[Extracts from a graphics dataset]
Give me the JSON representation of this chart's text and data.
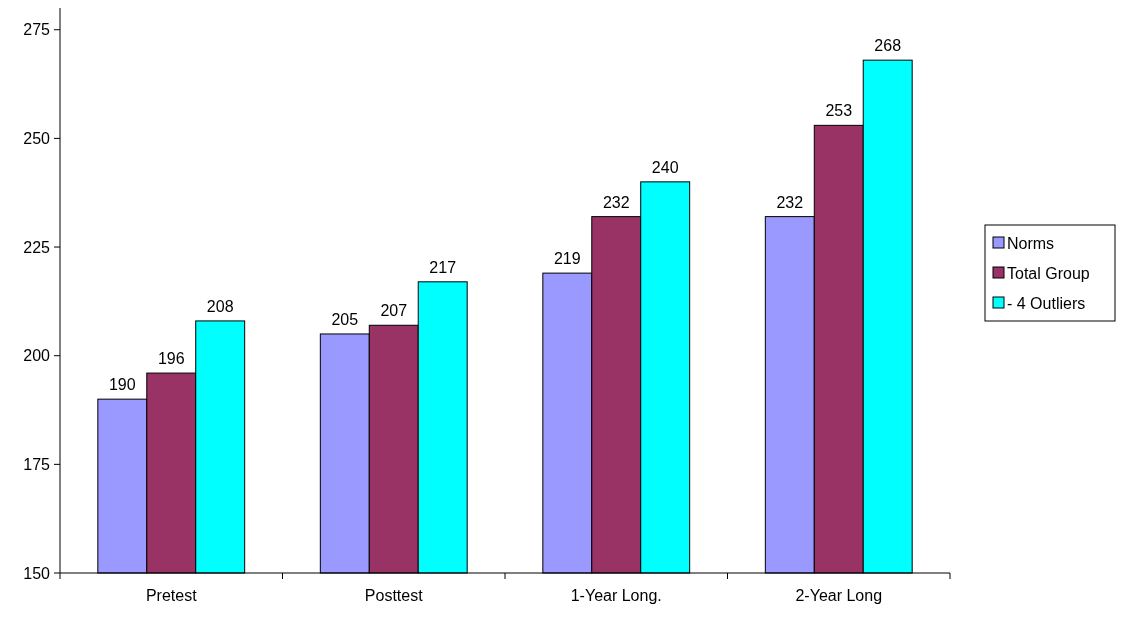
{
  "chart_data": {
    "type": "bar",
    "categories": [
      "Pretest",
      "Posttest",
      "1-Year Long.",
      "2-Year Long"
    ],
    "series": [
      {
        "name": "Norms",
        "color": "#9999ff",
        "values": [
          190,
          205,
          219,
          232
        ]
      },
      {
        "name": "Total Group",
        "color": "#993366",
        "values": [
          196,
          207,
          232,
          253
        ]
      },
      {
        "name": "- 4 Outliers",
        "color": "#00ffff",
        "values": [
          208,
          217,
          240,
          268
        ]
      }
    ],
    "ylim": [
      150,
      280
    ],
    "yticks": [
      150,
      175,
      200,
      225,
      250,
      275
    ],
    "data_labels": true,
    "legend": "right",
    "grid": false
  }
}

--

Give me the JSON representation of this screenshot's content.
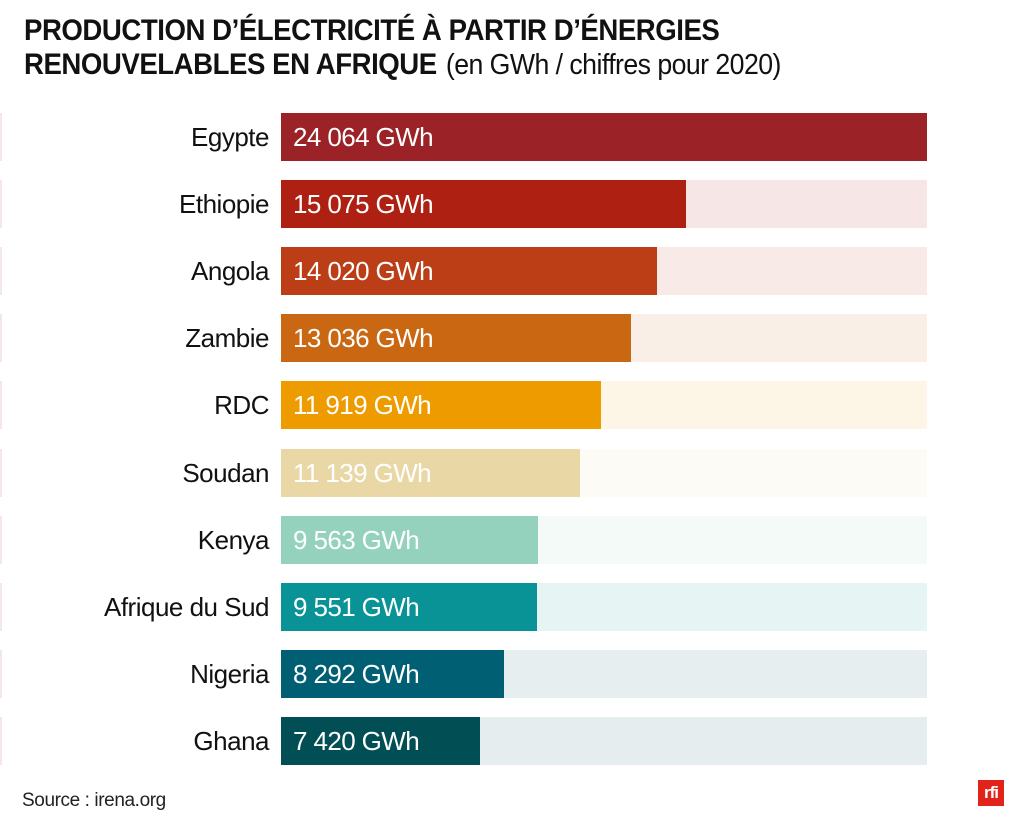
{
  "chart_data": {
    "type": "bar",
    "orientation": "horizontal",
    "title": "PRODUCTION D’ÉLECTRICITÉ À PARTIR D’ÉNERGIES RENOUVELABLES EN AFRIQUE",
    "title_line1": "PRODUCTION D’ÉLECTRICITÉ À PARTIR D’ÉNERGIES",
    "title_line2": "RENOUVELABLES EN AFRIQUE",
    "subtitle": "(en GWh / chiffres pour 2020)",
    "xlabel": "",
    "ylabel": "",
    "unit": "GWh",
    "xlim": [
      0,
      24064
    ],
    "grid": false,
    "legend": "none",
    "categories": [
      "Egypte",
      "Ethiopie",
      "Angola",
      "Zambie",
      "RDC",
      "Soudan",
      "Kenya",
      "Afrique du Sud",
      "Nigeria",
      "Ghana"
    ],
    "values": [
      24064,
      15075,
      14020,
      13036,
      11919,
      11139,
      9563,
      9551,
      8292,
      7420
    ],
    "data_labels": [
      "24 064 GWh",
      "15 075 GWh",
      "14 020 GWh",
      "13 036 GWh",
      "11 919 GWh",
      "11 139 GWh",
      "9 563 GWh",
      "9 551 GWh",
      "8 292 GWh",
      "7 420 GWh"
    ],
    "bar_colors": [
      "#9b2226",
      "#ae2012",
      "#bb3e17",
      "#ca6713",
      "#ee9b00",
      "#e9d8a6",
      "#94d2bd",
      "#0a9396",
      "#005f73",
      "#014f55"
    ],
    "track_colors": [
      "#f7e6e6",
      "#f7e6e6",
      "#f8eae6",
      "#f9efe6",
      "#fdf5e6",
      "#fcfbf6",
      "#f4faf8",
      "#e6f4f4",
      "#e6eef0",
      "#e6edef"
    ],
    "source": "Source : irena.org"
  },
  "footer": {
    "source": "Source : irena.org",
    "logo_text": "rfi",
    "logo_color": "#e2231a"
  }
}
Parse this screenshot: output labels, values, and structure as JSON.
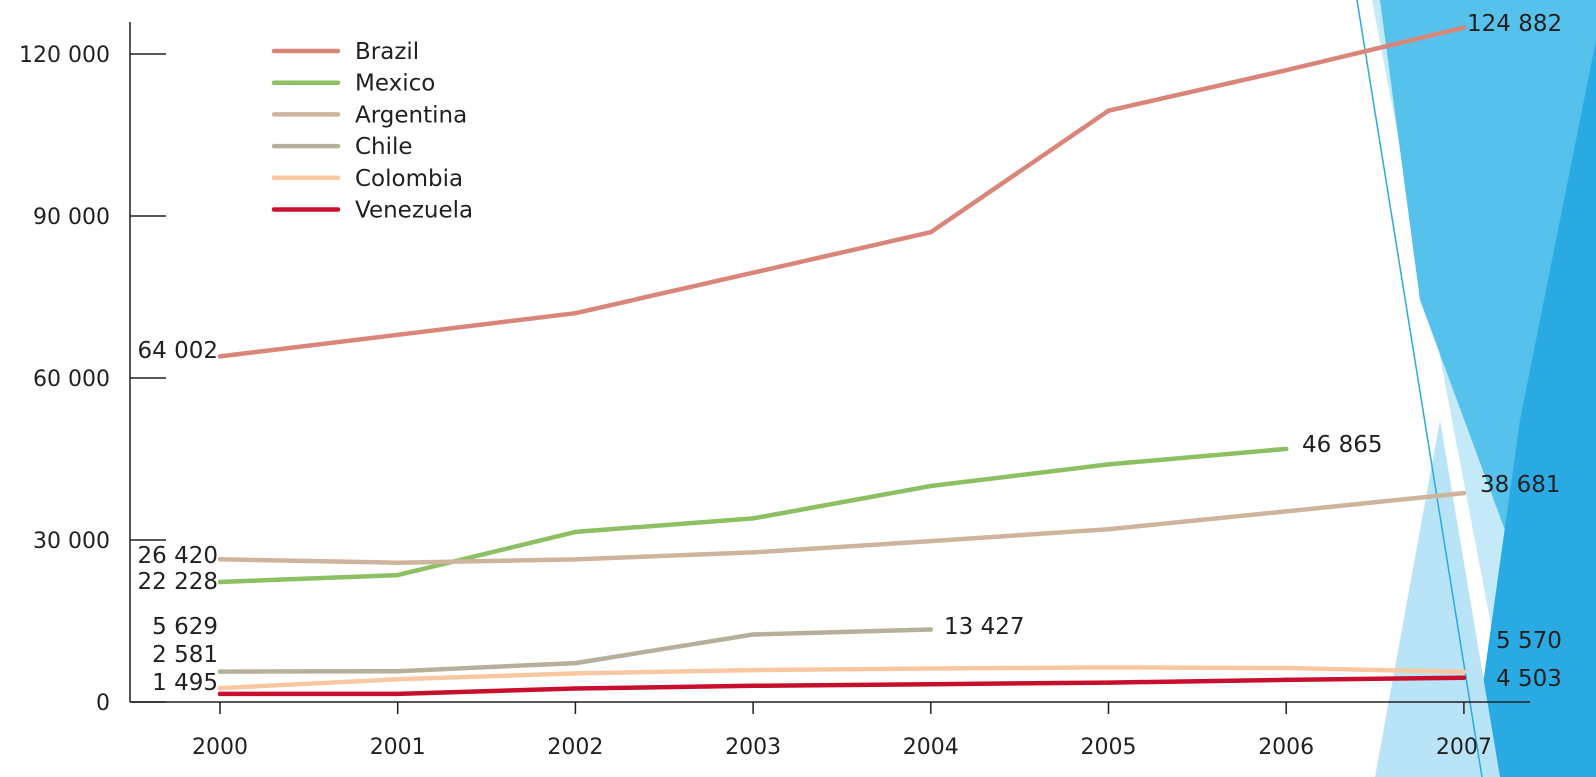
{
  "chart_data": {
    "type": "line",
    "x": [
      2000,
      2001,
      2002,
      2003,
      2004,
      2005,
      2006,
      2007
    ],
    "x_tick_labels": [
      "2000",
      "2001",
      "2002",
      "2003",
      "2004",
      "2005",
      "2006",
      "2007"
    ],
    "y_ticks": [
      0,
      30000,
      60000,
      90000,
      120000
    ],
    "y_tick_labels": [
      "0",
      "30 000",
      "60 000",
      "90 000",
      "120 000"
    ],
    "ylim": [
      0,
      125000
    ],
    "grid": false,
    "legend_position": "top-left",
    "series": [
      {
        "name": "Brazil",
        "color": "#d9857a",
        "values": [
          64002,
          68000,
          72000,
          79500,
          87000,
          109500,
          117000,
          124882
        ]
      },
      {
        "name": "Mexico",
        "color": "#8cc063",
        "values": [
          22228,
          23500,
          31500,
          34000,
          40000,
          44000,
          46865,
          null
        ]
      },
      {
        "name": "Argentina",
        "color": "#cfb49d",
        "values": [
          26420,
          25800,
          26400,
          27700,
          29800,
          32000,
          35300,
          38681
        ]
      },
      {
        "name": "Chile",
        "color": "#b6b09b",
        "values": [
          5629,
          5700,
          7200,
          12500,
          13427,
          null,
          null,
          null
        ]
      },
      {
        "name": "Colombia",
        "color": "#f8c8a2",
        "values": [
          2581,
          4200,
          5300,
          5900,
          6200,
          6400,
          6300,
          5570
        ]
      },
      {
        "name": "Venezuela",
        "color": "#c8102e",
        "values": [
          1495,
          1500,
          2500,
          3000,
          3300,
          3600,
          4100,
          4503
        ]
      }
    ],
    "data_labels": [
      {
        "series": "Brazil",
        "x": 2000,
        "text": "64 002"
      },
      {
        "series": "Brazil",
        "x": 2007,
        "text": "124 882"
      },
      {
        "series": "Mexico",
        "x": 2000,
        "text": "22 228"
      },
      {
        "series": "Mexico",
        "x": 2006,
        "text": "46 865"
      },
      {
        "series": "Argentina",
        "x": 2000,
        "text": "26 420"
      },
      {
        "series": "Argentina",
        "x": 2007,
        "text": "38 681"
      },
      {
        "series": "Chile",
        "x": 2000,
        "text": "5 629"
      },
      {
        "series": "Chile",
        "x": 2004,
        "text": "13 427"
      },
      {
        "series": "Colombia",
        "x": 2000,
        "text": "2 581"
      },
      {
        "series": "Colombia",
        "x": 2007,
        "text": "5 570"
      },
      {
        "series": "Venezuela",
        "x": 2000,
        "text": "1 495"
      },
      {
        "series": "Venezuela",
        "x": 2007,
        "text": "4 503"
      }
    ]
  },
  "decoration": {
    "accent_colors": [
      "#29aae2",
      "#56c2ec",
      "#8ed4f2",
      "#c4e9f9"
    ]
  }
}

#### [Challenge]
From the data above, gather every line that includes the word "JSON".

#### [Task result]
Give me the JSON representation of this chart's text and data.
Give me the JSON representation of this screenshot's content.
Parse this screenshot: output labels, values, and structure as JSON.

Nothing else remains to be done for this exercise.